> **PROMPT**
From the entries below, extract every line that includes the word "Solar".

— START DATA EXCERPTS —

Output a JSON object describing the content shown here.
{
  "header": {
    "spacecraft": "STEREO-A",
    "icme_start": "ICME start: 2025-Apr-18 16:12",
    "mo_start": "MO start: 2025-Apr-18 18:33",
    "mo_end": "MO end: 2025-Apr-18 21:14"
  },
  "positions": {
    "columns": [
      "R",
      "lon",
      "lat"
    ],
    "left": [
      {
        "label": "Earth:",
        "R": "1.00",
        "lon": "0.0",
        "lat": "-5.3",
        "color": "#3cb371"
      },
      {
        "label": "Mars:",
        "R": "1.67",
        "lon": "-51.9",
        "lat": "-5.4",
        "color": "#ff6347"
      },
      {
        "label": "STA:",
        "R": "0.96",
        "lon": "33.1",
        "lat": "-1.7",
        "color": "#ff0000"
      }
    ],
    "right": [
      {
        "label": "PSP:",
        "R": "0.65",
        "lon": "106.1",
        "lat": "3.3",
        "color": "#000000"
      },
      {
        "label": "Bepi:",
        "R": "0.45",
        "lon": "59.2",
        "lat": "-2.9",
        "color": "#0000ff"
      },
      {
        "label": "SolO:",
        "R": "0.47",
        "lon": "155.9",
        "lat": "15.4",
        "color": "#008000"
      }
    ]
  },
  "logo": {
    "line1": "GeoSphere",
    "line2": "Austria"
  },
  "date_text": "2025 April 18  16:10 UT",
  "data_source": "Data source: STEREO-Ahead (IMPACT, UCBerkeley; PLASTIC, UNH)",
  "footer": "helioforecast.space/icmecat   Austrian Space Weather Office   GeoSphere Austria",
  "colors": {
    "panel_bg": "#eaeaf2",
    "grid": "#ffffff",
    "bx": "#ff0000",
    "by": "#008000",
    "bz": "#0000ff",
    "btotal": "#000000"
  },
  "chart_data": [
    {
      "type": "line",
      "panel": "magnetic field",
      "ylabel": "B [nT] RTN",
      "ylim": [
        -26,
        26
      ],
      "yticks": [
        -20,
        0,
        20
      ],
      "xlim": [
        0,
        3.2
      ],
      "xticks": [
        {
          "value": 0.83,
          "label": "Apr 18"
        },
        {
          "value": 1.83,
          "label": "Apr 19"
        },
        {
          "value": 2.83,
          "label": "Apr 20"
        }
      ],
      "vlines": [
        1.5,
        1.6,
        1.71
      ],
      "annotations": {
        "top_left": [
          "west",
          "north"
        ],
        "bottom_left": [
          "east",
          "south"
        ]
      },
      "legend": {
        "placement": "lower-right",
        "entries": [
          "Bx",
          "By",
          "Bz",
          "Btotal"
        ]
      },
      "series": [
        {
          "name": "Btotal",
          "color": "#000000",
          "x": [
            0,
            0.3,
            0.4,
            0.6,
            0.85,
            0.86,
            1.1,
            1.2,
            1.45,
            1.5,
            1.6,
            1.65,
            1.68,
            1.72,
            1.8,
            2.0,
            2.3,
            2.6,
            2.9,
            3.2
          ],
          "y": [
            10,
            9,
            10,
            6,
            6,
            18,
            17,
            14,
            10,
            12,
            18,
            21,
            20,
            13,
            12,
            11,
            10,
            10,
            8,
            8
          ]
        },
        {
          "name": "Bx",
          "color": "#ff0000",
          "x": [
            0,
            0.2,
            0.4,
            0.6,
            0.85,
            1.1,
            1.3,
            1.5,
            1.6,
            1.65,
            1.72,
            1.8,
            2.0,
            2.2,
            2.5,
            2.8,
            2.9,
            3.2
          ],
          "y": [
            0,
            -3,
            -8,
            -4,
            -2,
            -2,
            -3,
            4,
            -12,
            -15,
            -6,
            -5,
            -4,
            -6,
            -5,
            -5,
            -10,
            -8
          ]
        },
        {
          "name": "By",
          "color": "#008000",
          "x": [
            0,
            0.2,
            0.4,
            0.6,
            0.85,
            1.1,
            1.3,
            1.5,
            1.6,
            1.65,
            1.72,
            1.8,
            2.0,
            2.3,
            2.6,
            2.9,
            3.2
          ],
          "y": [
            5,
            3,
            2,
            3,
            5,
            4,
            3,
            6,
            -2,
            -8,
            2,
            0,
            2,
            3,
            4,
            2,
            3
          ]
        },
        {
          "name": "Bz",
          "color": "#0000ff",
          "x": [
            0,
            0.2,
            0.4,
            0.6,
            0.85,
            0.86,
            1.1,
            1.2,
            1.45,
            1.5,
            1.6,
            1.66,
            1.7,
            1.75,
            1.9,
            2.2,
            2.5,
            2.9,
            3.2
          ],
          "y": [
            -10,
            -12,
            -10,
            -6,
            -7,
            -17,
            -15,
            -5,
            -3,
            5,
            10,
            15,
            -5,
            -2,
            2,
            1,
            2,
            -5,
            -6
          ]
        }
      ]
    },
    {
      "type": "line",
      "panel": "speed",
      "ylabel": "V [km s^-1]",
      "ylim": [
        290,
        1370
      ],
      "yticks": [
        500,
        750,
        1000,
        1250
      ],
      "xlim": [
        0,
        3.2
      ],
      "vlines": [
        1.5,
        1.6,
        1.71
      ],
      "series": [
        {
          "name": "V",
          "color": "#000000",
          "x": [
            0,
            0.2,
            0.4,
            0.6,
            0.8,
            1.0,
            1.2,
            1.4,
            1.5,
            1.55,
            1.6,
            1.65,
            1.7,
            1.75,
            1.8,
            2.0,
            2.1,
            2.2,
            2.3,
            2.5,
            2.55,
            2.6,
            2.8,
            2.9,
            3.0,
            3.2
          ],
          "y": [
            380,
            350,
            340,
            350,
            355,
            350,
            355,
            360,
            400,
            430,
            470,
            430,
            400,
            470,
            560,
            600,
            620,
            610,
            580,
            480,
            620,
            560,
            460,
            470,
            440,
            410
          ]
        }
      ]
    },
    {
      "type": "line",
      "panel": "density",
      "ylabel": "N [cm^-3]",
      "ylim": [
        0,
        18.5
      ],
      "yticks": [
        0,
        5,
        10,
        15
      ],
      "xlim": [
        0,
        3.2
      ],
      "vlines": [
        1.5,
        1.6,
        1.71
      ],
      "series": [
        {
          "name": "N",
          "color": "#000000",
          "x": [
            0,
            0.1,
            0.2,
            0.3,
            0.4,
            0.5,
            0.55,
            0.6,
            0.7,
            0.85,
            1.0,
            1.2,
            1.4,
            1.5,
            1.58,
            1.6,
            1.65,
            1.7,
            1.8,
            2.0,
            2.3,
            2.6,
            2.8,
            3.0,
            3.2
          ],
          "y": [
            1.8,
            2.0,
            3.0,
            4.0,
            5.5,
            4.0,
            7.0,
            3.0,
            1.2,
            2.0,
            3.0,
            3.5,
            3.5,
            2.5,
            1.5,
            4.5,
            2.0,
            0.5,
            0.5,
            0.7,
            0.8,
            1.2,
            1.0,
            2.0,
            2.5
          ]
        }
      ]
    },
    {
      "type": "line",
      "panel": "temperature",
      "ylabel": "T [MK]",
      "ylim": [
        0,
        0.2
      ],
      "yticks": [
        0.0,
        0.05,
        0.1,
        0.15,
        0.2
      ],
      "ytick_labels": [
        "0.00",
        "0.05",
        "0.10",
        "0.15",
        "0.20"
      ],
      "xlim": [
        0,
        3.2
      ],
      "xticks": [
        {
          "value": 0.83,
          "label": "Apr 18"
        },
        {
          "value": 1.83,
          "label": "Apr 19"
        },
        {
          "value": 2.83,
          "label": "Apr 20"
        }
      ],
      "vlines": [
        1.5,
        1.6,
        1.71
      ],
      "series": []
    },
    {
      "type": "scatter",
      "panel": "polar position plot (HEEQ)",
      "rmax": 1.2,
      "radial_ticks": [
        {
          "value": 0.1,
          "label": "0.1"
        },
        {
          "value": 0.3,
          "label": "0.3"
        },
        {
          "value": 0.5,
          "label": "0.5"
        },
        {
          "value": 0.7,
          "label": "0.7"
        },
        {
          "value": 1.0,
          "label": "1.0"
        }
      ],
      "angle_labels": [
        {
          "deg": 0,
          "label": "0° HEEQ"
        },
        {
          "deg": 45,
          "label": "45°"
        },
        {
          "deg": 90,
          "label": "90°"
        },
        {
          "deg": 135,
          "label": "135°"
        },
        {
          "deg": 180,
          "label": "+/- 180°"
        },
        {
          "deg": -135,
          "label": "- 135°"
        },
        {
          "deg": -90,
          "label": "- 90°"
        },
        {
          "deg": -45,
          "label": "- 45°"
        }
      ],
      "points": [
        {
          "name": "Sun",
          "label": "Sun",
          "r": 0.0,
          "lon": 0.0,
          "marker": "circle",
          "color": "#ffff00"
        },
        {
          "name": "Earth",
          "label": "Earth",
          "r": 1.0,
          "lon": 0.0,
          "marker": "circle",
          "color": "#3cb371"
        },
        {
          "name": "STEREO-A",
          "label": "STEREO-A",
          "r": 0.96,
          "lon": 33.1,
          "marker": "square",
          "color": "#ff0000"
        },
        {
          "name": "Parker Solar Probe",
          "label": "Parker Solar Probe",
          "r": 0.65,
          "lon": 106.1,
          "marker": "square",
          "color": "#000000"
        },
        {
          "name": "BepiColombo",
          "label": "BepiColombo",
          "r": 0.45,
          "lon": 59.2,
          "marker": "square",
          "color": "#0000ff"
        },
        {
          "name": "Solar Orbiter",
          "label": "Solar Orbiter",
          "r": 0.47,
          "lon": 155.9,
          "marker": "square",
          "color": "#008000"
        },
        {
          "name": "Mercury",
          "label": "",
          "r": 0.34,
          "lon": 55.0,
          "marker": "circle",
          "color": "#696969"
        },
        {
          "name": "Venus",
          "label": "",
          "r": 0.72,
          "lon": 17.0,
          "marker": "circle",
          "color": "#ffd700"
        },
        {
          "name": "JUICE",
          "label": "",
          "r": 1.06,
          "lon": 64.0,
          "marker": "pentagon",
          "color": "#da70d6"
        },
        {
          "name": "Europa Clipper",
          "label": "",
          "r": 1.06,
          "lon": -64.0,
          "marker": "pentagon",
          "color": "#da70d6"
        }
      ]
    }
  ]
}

— END DATA EXCERPTS —

> **TASK RESPONSE**
          "name": "Parker Solar Probe",
          "label": "Parker Solar Probe",
          "name": "Solar Orbiter",
          "label": "Solar Orbiter",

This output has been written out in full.